* begin STORED DATA *
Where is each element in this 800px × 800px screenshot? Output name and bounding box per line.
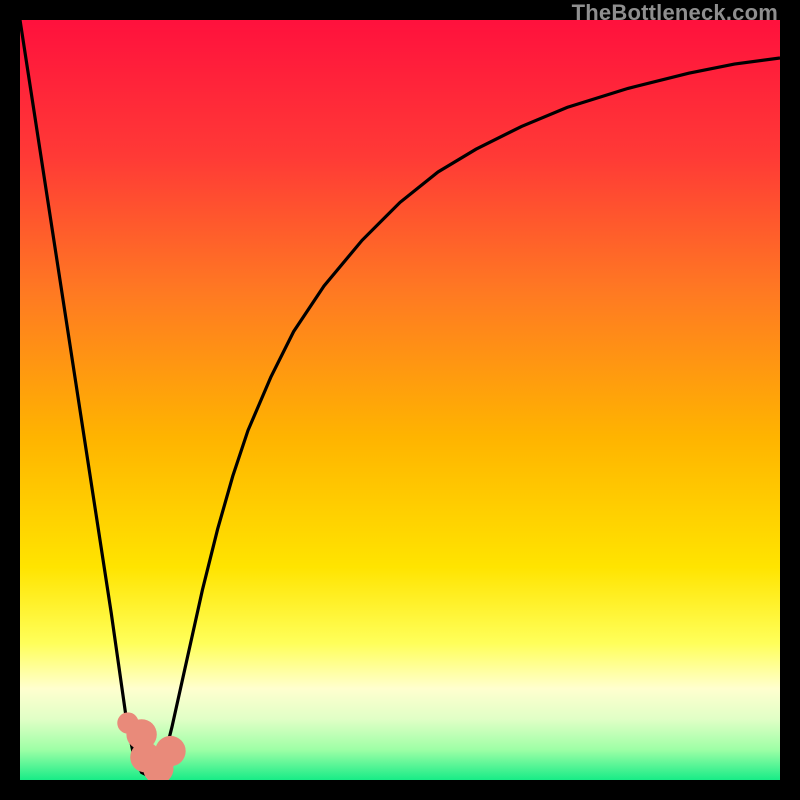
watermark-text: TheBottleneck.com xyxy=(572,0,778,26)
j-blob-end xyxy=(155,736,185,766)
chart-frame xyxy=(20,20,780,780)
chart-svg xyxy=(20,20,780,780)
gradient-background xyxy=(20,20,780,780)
* end STORED DATA *
YOUR OBJECTIVE: Could you transcribe each of the lines above word for word, leaving out the picture?

IN RESPONSE:
Where is each element in this 800px × 800px screenshot? Output name and bounding box per line.
watermark-text: TheBottleneck.com xyxy=(572,0,778,26)
j-blob-end xyxy=(155,736,185,766)
chart-frame xyxy=(20,20,780,780)
chart-svg xyxy=(20,20,780,780)
gradient-background xyxy=(20,20,780,780)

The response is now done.